Exercise. Out of the lines below, please list those that hold the string "visualiza".

# Start of Data provided

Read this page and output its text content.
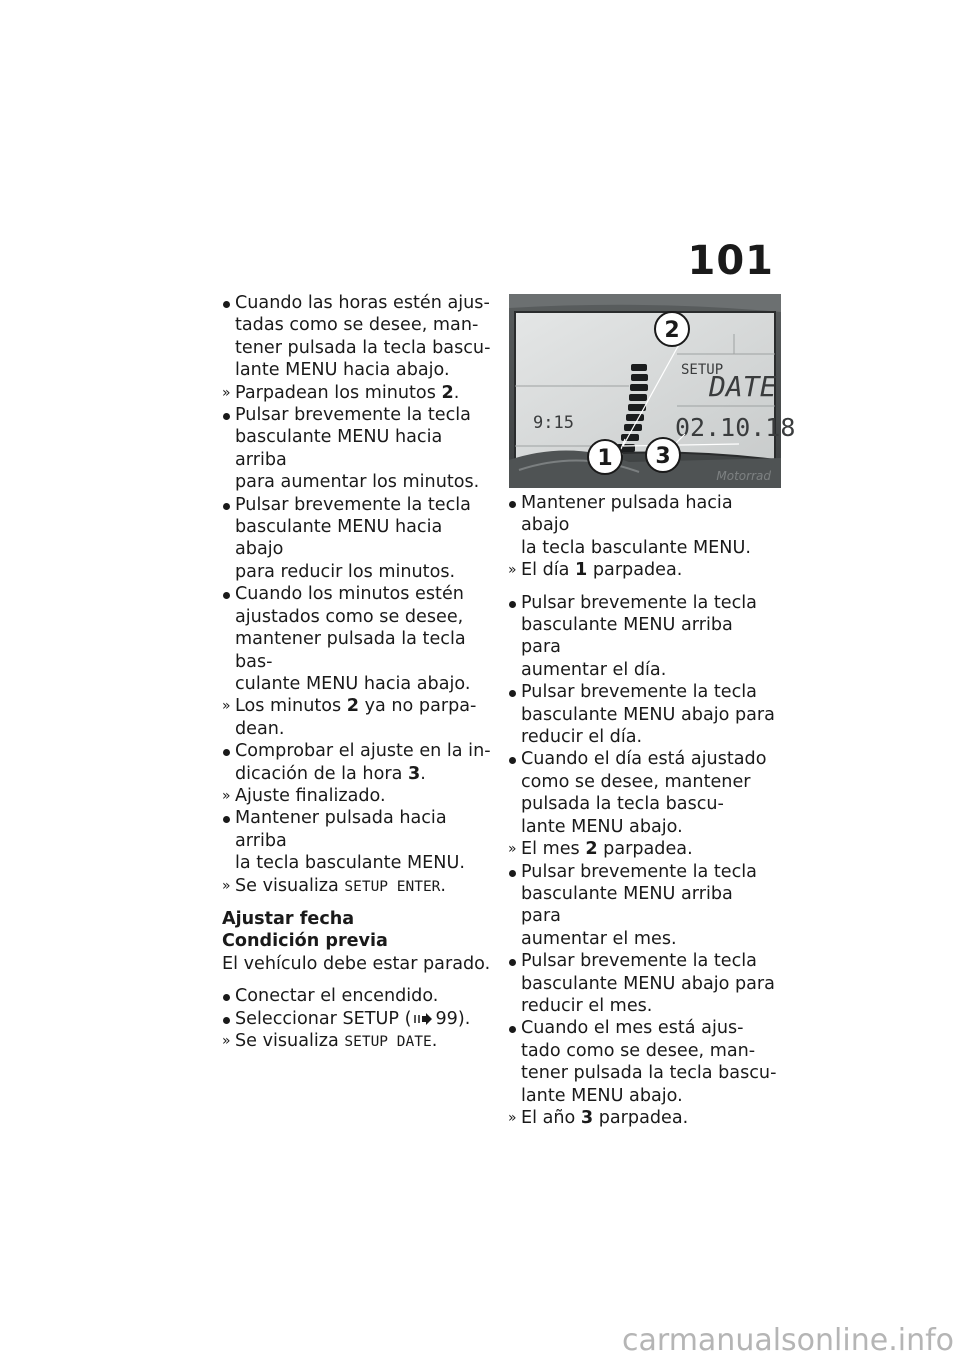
101
Cuando las horas estén ajus-
tadas como se desee, man-
tener pulsada la tecla bascu-
lante MENU hacia abajo.
» Parpadean los minutos 2.
Pulsar brevemente la tecla
basculante MENU hacia arriba
para aumentar los minutos.
Pulsar brevemente la tecla
basculante MENU hacia abajo
para reducir los minutos.
Cuando los minutos estén
ajustados como se desee,
mantener pulsada la tecla bas-
culante MENU hacia abajo.
» Los minutos 2 ya no parpa-
dean.
Comprobar el ajuste en la in-
dicación de la hora 3.
» Ajuste finalizado.
Mantener pulsada hacia arriba
la tecla basculante MENU.
» Se visualiza SETUP ENTER.
Ajustar fecha
Condición previa
El vehículo debe estar parado.
Conectar el encendido.
Seleccionar SETUP ( 99).
» Se visualiza SETUP DATE.
9:15
SETUP
DATE
02.10.18
2
1 3
Motorrad
Mantener pulsada hacia abajo
la tecla basculante MENU.
» El día 1 parpadea.
Pulsar brevemente la tecla
basculante MENU arriba para
aumentar el día.
Pulsar brevemente la tecla
basculante MENU abajo para
reducir el día.
Cuando el día está ajustado
como se desee, mantener
pulsada la tecla bascu-
lante MENU abajo.
» El mes 2 parpadea.
Pulsar brevemente la tecla
basculante MENU arriba para
aumentar el mes.
Pulsar brevemente la tecla
basculante MENU abajo para
reducir el mes.
Cuando el mes está ajus-
tado como se desee, man-
tener pulsada la tecla bascu-
lante MENU abajo.
» El año 3 parpadea.
carmanualsonline.info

# End of Data provided

Answer in full.
» Se visualiza SETUP ENTER.
» Se visualiza SETUP DATE.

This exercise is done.